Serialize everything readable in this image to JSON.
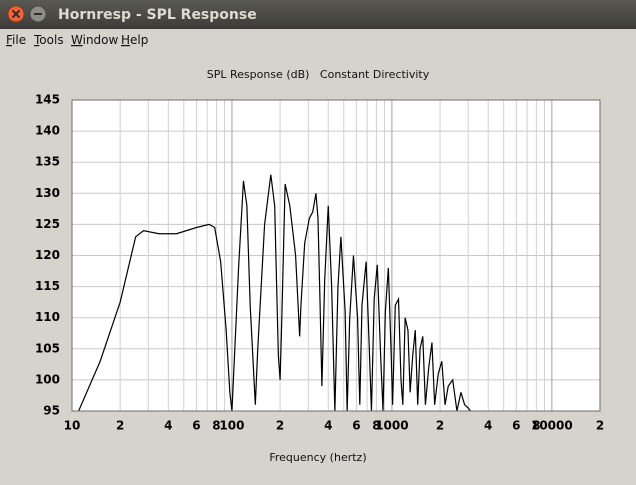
{
  "window": {
    "title": "Hornresp - SPL Response",
    "menu": [
      "File",
      "Tools",
      "Window",
      "Help"
    ]
  },
  "chart_data": {
    "type": "line",
    "title": "SPL Response (dB)   Constant Directivity",
    "x_label": "Frequency (hertz)",
    "log_x": true,
    "grid": true,
    "color": "#000000",
    "xlim": [
      10,
      20000
    ],
    "ylim": [
      95,
      145
    ],
    "yticks": [
      95,
      100,
      105,
      110,
      115,
      120,
      125,
      130,
      135,
      140,
      145
    ],
    "xticks": [
      10,
      {
        "value": 20,
        "label": "2"
      },
      {
        "value": 40,
        "label": "4"
      },
      {
        "value": 60,
        "label": "6"
      },
      {
        "value": 80,
        "label": "8"
      },
      100,
      {
        "value": 200,
        "label": "2"
      },
      {
        "value": 400,
        "label": "4"
      },
      {
        "value": 600,
        "label": "6"
      },
      {
        "value": 800,
        "label": "8"
      },
      1000,
      {
        "value": 2000,
        "label": "2"
      },
      {
        "value": 4000,
        "label": "4"
      },
      {
        "value": 6000,
        "label": "6"
      },
      {
        "value": 8000,
        "label": "8"
      },
      10000,
      {
        "value": 20000,
        "label": "2"
      }
    ],
    "xminor_ticks": [
      30,
      50,
      70,
      90,
      300,
      500,
      700,
      900,
      3000,
      5000,
      7000,
      9000
    ],
    "x": [
      11,
      15,
      20,
      25,
      28,
      35,
      45,
      60,
      72,
      78,
      85,
      92,
      97,
      100,
      110,
      118,
      124,
      130,
      140,
      145,
      160,
      175,
      185,
      195,
      200,
      205,
      215,
      230,
      250,
      265,
      270,
      285,
      305,
      320,
      335,
      345,
      355,
      365,
      380,
      400,
      420,
      440,
      460,
      480,
      510,
      525,
      545,
      575,
      610,
      630,
      650,
      690,
      720,
      745,
      775,
      810,
      850,
      880,
      910,
      950,
      990,
      1010,
      1050,
      1100,
      1140,
      1170,
      1210,
      1260,
      1300,
      1350,
      1400,
      1450,
      1500,
      1560,
      1620,
      1700,
      1780,
      1850,
      1950,
      2050,
      2150,
      2250,
      2400,
      2550,
      2700,
      2850,
      3000,
      3100
    ],
    "values": [
      95,
      103,
      112.5,
      123,
      124,
      123.5,
      123.5,
      124.5,
      125,
      124.5,
      119,
      108,
      98,
      95,
      118,
      132,
      128,
      112,
      96,
      105,
      125,
      133,
      128,
      104,
      100,
      110,
      131.5,
      128,
      120,
      107,
      112,
      122,
      126,
      127,
      130,
      126,
      113,
      99,
      116,
      128,
      115,
      95,
      115,
      123,
      111,
      95,
      110,
      120,
      110,
      96,
      112,
      119,
      106,
      95,
      113,
      118.5,
      104,
      95,
      111,
      118,
      104,
      96,
      112,
      113,
      100,
      96,
      110,
      108,
      98,
      104,
      108,
      96,
      105,
      107,
      96,
      102,
      106,
      96,
      101,
      103,
      96,
      99,
      100,
      95,
      98,
      96,
      95.5,
      95
    ]
  }
}
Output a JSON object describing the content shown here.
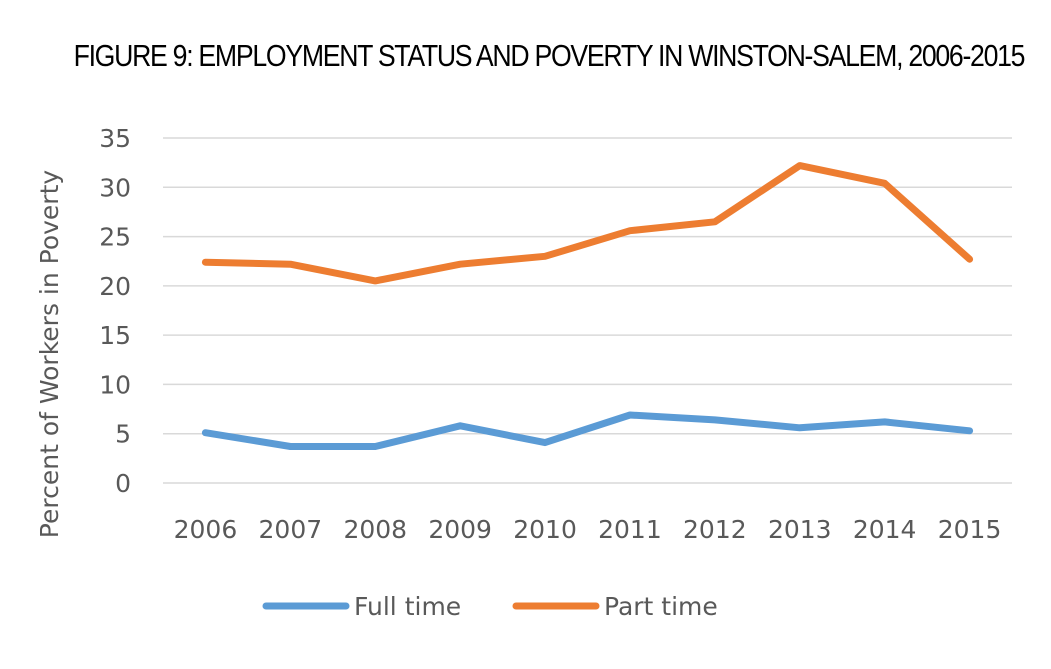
{
  "chart_data": {
    "type": "line",
    "title": "FIGURE 9: EMPLOYMENT STATUS AND POVERTY IN WINSTON-SALEM, 2006-2015",
    "xlabel": "",
    "ylabel": "Percent of Workers in Poverty",
    "ylim": [
      0,
      35
    ],
    "yticks": [
      0,
      5,
      10,
      15,
      20,
      25,
      30,
      35
    ],
    "categories": [
      "2006",
      "2007",
      "2008",
      "2009",
      "2010",
      "2011",
      "2012",
      "2013",
      "2014",
      "2015"
    ],
    "grid": true,
    "legend": "bottom",
    "series": [
      {
        "name": "Full time",
        "color": "#5B9BD5",
        "values": [
          5.1,
          3.7,
          3.7,
          5.8,
          4.1,
          6.9,
          6.4,
          5.6,
          6.2,
          5.3
        ]
      },
      {
        "name": "Part time",
        "color": "#ED7D31",
        "values": [
          22.4,
          22.2,
          20.5,
          22.2,
          23.0,
          25.6,
          26.5,
          32.2,
          30.4,
          22.7
        ]
      }
    ]
  }
}
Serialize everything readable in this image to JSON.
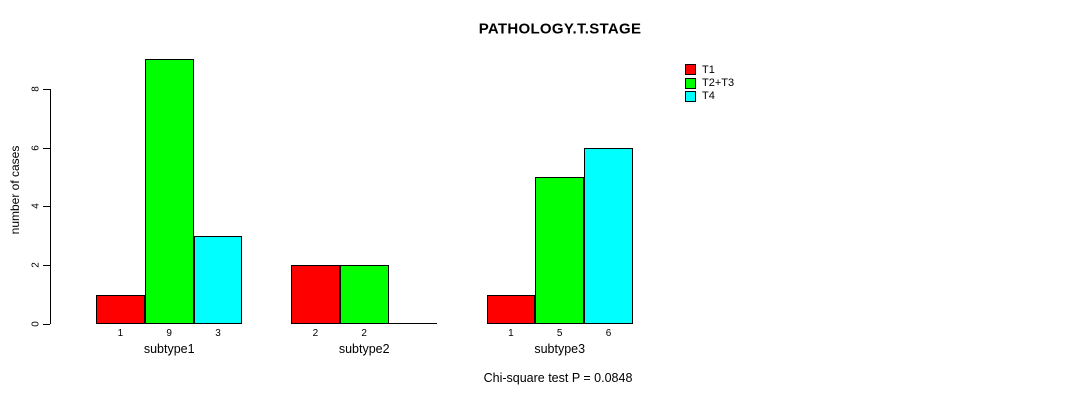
{
  "title": "PATHOLOGY.T.STAGE",
  "chart_data": {
    "type": "bar",
    "title": "PATHOLOGY.T.STAGE",
    "ylabel": "number of cases",
    "xlabel": "",
    "categories": [
      "subtype1",
      "subtype2",
      "subtype3"
    ],
    "series": [
      {
        "name": "T1",
        "color": "#ff0000",
        "values": [
          1,
          2,
          1
        ]
      },
      {
        "name": "T2+T3",
        "color": "#00ff00",
        "values": [
          9,
          2,
          5
        ]
      },
      {
        "name": "T4",
        "color": "#00ffff",
        "values": [
          3,
          0,
          6
        ]
      }
    ],
    "yticks": [
      0,
      2,
      4,
      6,
      8
    ],
    "ylim": [
      0,
      9
    ],
    "grid": false,
    "grouped": true,
    "legend_position": "top-right",
    "bar_value_labels": true,
    "zero_bars_unlabeled": true,
    "annotation": "Chi-square test P = 0.0848"
  },
  "colors": {
    "background": "#ffffff",
    "axis": "#000000",
    "text": "#000000",
    "t1": "#ff0000",
    "t2_t3": "#00ff00",
    "t4": "#00ffff"
  }
}
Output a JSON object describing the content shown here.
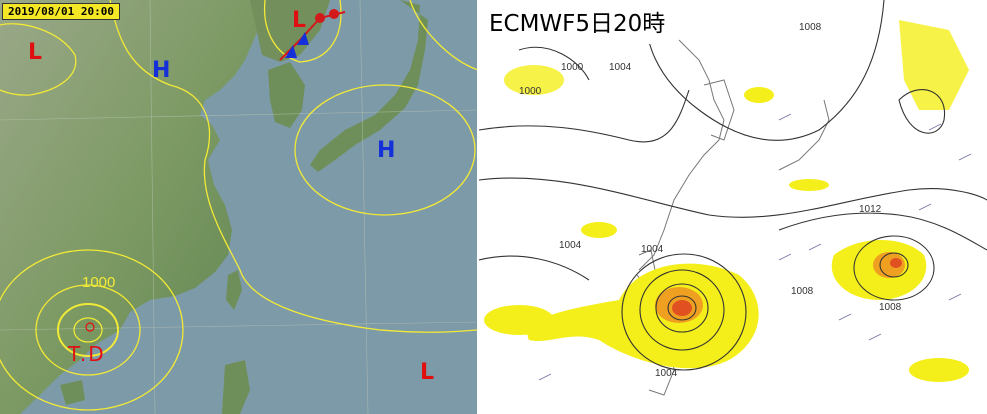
{
  "left_map": {
    "datetime": "2019/08/01 20:00",
    "systems": [
      {
        "type": "L",
        "label": "L"
      },
      {
        "type": "H",
        "label": "H"
      },
      {
        "type": "L",
        "label": "L"
      },
      {
        "type": "H",
        "label": "H"
      },
      {
        "type": "L",
        "label": "L"
      }
    ],
    "isobar_label": "1000",
    "storm_label": "T.D",
    "colors": {
      "land": "#6f8f5a",
      "sea": "#7d9aa9",
      "isobar": "#f2ea36",
      "low": "#e01010",
      "high": "#1530d8"
    }
  },
  "right_map": {
    "title": "ECMWF5日20時",
    "contour_labels": [
      "1000",
      "1004",
      "1000",
      "1004",
      "1004",
      "1012",
      "1008",
      "1008",
      "1004",
      "1008"
    ],
    "colors": {
      "contour": "#333333",
      "shade_yellow": "#f4ef1a",
      "shade_orange": "#f0a020",
      "shade_red": "#e05020"
    }
  }
}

### Exercise aim
Quote every line of the records above exactly; no picture is to be copied.

### Expected answer
Serialize everything readable in this image to JSON.
{
  "window": {
    "title": "Hornresp - SPL Response",
    "menu": [
      "File",
      "Tools",
      "Window",
      "Help"
    ]
  },
  "chart_data": {
    "type": "line",
    "title": "SPL Response (dB)   Constant Directivity",
    "x_label": "Frequency (hertz)",
    "log_x": true,
    "grid": true,
    "color": "#000000",
    "xlim": [
      10,
      20000
    ],
    "ylim": [
      95,
      145
    ],
    "yticks": [
      95,
      100,
      105,
      110,
      115,
      120,
      125,
      130,
      135,
      140,
      145
    ],
    "xticks": [
      10,
      {
        "value": 20,
        "label": "2"
      },
      {
        "value": 40,
        "label": "4"
      },
      {
        "value": 60,
        "label": "6"
      },
      {
        "value": 80,
        "label": "8"
      },
      100,
      {
        "value": 200,
        "label": "2"
      },
      {
        "value": 400,
        "label": "4"
      },
      {
        "value": 600,
        "label": "6"
      },
      {
        "value": 800,
        "label": "8"
      },
      1000,
      {
        "value": 2000,
        "label": "2"
      },
      {
        "value": 4000,
        "label": "4"
      },
      {
        "value": 6000,
        "label": "6"
      },
      {
        "value": 8000,
        "label": "8"
      },
      10000,
      {
        "value": 20000,
        "label": "2"
      }
    ],
    "xminor_ticks": [
      30,
      50,
      70,
      90,
      300,
      500,
      700,
      900,
      3000,
      5000,
      7000,
      9000
    ],
    "x": [
      11,
      15,
      20,
      25,
      28,
      35,
      45,
      60,
      72,
      78,
      85,
      92,
      97,
      100,
      110,
      118,
      124,
      130,
      140,
      145,
      160,
      175,
      185,
      195,
      200,
      205,
      215,
      230,
      250,
      265,
      270,
      285,
      305,
      320,
      335,
      345,
      355,
      365,
      380,
      400,
      420,
      440,
      460,
      480,
      510,
      525,
      545,
      575,
      610,
      630,
      650,
      690,
      720,
      745,
      775,
      810,
      850,
      880,
      910,
      950,
      990,
      1010,
      1050,
      1100,
      1140,
      1170,
      1210,
      1260,
      1300,
      1350,
      1400,
      1450,
      1500,
      1560,
      1620,
      1700,
      1780,
      1850,
      1950,
      2050,
      2150,
      2250,
      2400,
      2550,
      2700,
      2850,
      3000,
      3100
    ],
    "values": [
      95,
      103,
      112.5,
      123,
      124,
      123.5,
      123.5,
      124.5,
      125,
      124.5,
      119,
      108,
      98,
      95,
      118,
      132,
      128,
      112,
      96,
      105,
      125,
      133,
      128,
      104,
      100,
      110,
      131.5,
      128,
      120,
      107,
      112,
      122,
      126,
      127,
      130,
      126,
      113,
      99,
      116,
      128,
      115,
      95,
      115,
      123,
      111,
      95,
      110,
      120,
      110,
      96,
      112,
      119,
      106,
      95,
      113,
      118.5,
      104,
      95,
      111,
      118,
      104,
      96,
      112,
      113,
      100,
      96,
      110,
      108,
      98,
      104,
      108,
      96,
      105,
      107,
      96,
      102,
      106,
      96,
      101,
      103,
      96,
      99,
      100,
      95,
      98,
      96,
      95.5,
      95
    ]
  }
}
Output a JSON object describing the content shown here.
{
  "chart_data": {
    "type": "line",
    "title": "FIGURE 9: EMPLOYMENT STATUS AND POVERTY IN WINSTON-SALEM, 2006-2015",
    "xlabel": "",
    "ylabel": "Percent of Workers in Poverty",
    "ylim": [
      0,
      35
    ],
    "yticks": [
      0,
      5,
      10,
      15,
      20,
      25,
      30,
      35
    ],
    "categories": [
      "2006",
      "2007",
      "2008",
      "2009",
      "2010",
      "2011",
      "2012",
      "2013",
      "2014",
      "2015"
    ],
    "grid": true,
    "legend": "bottom",
    "series": [
      {
        "name": "Full time",
        "color": "#5B9BD5",
        "values": [
          5.1,
          3.7,
          3.7,
          5.8,
          4.1,
          6.9,
          6.4,
          5.6,
          6.2,
          5.3
        ]
      },
      {
        "name": "Part time",
        "color": "#ED7D31",
        "values": [
          22.4,
          22.2,
          20.5,
          22.2,
          23.0,
          25.6,
          26.5,
          32.2,
          30.4,
          22.7
        ]
      }
    ]
  }
}
Serialize everything readable in this image to JSON.
{
  "title": "PATHOLOGY.T.STAGE",
  "chart_data": {
    "type": "bar",
    "title": "PATHOLOGY.T.STAGE",
    "ylabel": "number of cases",
    "xlabel": "",
    "categories": [
      "subtype1",
      "subtype2",
      "subtype3"
    ],
    "series": [
      {
        "name": "T1",
        "color": "#ff0000",
        "values": [
          1,
          2,
          1
        ]
      },
      {
        "name": "T2+T3",
        "color": "#00ff00",
        "values": [
          9,
          2,
          5
        ]
      },
      {
        "name": "T4",
        "color": "#00ffff",
        "values": [
          3,
          0,
          6
        ]
      }
    ],
    "yticks": [
      0,
      2,
      4,
      6,
      8
    ],
    "ylim": [
      0,
      9
    ],
    "grid": false,
    "grouped": true,
    "legend_position": "top-right",
    "bar_value_labels": true,
    "zero_bars_unlabeled": true,
    "annotation": "Chi-square test P = 0.0848"
  },
  "colors": {
    "background": "#ffffff",
    "axis": "#000000",
    "text": "#000000",
    "t1": "#ff0000",
    "t2_t3": "#00ff00",
    "t4": "#00ffff"
  }
}
Output a JSON object describing the content shown here.
{
  "left_map": {
    "datetime": "2019/08/01 20:00",
    "systems": [
      {
        "type": "L",
        "label": "L"
      },
      {
        "type": "H",
        "label": "H"
      },
      {
        "type": "L",
        "label": "L"
      },
      {
        "type": "H",
        "label": "H"
      },
      {
        "type": "L",
        "label": "L"
      }
    ],
    "isobar_label": "1000",
    "storm_label": "T.D",
    "colors": {
      "land": "#6f8f5a",
      "sea": "#7d9aa9",
      "isobar": "#f2ea36",
      "low": "#e01010",
      "high": "#1530d8"
    }
  },
  "right_map": {
    "title": "ECMWF5日20時",
    "contour_labels": [
      "1000",
      "1004",
      "1000",
      "1004",
      "1004",
      "1012",
      "1008",
      "1008",
      "1004",
      "1008"
    ],
    "colors": {
      "contour": "#333333",
      "shade_yellow": "#f4ef1a",
      "shade_orange": "#f0a020",
      "shade_red": "#e05020"
    }
  }
}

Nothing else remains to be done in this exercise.